#### YOUR GOAL
Lines containing the word "AYRESOME" are to be counted; state their number and nothing further.

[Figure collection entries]
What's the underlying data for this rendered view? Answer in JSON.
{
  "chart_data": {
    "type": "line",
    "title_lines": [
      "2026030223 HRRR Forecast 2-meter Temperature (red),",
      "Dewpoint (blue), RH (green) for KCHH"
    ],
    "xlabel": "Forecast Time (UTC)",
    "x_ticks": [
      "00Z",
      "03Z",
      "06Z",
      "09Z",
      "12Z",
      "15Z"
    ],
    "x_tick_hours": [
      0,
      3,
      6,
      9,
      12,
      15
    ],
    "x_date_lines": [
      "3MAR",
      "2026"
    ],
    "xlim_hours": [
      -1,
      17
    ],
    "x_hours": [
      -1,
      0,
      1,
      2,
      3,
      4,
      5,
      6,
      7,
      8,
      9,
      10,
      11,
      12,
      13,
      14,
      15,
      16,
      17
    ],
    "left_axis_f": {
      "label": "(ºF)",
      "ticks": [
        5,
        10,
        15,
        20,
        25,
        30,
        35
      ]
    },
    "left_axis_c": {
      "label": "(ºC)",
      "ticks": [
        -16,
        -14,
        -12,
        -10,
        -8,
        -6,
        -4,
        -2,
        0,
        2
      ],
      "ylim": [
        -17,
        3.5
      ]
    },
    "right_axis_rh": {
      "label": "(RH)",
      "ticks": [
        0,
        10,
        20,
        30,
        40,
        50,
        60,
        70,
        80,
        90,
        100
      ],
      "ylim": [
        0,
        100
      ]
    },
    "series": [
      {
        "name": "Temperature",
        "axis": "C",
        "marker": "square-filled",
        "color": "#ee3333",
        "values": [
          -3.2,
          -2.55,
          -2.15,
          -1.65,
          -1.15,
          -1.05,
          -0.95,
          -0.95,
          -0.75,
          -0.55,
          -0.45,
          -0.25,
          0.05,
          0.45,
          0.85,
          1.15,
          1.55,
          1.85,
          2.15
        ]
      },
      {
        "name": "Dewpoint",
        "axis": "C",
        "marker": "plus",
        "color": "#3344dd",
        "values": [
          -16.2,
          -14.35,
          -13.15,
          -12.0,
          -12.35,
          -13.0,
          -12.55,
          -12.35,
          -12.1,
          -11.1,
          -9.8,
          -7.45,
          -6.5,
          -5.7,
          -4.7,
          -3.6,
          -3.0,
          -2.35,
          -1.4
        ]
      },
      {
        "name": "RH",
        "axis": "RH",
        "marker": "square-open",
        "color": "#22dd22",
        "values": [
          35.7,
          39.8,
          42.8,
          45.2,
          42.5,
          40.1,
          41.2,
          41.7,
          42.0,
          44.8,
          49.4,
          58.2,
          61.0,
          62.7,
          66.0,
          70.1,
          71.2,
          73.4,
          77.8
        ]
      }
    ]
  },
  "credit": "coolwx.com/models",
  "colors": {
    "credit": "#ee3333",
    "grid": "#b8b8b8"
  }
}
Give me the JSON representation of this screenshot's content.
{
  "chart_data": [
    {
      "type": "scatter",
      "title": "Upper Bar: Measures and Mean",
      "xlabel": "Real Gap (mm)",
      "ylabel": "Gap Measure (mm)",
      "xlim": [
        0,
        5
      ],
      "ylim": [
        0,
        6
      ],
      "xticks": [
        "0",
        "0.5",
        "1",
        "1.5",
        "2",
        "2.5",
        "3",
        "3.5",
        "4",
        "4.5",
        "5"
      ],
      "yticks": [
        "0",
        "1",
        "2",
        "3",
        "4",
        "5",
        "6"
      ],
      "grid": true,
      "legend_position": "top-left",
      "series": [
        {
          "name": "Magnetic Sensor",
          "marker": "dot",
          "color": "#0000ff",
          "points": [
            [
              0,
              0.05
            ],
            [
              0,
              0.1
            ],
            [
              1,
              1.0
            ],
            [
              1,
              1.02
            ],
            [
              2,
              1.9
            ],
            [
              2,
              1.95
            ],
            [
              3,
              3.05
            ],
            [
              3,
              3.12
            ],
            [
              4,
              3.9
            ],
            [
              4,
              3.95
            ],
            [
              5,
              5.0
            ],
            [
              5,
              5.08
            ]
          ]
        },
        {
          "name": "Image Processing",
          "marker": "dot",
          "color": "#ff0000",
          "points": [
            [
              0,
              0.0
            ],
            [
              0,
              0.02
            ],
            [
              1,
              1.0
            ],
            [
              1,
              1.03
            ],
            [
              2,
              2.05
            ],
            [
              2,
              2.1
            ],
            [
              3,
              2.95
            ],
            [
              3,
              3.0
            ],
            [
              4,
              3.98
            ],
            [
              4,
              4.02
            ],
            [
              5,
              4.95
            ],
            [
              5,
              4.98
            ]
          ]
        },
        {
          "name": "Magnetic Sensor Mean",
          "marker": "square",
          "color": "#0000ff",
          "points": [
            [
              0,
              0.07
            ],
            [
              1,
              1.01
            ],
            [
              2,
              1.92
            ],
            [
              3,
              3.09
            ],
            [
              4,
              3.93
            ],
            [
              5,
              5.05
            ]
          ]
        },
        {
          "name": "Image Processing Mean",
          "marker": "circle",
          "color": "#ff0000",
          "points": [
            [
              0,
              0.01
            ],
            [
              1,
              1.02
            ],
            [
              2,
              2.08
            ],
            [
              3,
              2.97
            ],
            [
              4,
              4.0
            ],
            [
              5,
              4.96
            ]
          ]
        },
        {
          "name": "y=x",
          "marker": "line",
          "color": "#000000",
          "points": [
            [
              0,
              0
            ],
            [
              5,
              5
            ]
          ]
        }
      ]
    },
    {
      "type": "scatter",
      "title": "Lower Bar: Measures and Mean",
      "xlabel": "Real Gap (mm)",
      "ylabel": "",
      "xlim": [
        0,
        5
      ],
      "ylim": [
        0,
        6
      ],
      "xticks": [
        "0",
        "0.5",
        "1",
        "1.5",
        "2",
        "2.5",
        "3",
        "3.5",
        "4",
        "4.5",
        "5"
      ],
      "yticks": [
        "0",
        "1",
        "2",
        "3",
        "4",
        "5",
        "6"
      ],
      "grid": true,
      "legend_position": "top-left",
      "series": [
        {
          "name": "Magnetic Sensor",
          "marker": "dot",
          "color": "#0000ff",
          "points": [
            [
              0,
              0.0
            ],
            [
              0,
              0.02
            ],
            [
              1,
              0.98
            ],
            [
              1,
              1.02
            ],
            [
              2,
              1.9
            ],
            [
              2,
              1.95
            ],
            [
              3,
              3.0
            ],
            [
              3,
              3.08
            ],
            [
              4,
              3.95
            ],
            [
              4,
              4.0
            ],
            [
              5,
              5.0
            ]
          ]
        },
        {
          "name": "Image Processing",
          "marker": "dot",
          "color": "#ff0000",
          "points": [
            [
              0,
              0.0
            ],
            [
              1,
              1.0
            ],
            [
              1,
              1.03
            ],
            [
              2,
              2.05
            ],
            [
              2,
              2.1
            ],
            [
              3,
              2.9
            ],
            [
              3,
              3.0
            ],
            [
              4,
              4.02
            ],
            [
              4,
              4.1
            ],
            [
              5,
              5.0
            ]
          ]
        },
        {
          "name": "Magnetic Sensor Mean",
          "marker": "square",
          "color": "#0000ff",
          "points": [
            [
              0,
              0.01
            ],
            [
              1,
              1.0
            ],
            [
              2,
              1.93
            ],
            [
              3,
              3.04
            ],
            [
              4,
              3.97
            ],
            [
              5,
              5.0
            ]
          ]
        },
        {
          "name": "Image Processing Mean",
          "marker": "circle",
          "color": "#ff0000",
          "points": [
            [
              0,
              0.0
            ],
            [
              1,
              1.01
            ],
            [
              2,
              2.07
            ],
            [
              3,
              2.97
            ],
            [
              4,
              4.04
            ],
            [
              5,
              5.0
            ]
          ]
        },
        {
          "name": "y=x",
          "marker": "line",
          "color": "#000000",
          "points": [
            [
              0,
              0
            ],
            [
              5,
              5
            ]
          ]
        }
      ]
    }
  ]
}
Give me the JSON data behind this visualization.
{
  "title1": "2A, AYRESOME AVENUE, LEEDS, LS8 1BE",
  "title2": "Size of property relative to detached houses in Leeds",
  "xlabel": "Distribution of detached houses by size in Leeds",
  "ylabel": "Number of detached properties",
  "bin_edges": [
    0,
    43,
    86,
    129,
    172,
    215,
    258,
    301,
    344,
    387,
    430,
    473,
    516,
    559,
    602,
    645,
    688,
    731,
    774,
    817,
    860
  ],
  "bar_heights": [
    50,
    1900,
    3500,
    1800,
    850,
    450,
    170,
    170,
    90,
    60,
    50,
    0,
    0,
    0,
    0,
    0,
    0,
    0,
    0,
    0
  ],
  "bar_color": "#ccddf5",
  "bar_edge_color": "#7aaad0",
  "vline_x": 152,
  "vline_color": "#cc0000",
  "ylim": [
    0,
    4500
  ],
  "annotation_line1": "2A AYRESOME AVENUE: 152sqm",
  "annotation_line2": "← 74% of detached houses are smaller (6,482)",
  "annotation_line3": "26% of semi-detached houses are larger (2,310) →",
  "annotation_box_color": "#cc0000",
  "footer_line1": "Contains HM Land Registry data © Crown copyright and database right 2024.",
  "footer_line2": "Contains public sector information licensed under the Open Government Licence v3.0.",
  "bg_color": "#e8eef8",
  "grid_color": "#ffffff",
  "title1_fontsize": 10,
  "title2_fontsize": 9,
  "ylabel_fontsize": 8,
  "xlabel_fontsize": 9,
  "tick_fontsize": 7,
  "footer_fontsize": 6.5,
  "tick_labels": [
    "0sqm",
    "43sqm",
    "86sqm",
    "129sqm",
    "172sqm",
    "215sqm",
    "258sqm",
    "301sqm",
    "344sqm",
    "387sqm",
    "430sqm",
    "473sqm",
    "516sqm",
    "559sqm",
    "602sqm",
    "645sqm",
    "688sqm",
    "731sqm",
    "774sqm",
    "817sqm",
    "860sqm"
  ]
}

#### ANSWER
2